◆ Given exercise: Scan the records and identify every line in which the string "Ashok" occurs, then return those lines.

Collected data entries
+---+
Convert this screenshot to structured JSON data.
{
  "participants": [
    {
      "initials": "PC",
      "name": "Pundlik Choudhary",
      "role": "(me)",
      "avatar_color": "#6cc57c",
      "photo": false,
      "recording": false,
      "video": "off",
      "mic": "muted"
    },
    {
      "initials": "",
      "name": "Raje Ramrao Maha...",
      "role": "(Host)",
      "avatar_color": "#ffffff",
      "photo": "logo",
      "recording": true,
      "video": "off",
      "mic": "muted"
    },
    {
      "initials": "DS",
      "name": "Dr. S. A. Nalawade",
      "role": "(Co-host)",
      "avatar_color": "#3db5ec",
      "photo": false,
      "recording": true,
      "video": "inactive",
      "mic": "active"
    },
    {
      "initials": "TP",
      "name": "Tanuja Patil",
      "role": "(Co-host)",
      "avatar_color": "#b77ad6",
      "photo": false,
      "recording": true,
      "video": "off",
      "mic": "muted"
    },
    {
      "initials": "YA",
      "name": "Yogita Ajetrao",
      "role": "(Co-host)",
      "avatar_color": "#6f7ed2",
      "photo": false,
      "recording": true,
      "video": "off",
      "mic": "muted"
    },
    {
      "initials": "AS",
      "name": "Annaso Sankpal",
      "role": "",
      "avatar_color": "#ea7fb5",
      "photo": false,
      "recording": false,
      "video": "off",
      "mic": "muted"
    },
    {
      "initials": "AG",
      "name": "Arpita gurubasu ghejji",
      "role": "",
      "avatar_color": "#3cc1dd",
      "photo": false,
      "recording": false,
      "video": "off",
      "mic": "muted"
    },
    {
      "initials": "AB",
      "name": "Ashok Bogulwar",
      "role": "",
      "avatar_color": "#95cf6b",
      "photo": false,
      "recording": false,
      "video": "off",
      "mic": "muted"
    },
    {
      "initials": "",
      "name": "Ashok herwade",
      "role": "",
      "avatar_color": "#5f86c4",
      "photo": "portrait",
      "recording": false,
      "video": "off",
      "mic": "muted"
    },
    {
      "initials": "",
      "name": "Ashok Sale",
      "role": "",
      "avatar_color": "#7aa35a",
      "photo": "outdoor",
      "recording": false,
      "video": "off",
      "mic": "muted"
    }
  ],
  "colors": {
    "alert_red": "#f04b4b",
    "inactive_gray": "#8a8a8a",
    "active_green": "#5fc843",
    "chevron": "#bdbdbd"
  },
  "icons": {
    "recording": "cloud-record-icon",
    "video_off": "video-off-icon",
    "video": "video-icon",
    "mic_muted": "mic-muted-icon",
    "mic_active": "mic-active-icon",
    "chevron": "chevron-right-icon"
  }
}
+---+
◆ Problem solution:
      "name": "Ashok Bogulwar",
      "name": "Ashok herwade",
      "name": "Ashok Sale",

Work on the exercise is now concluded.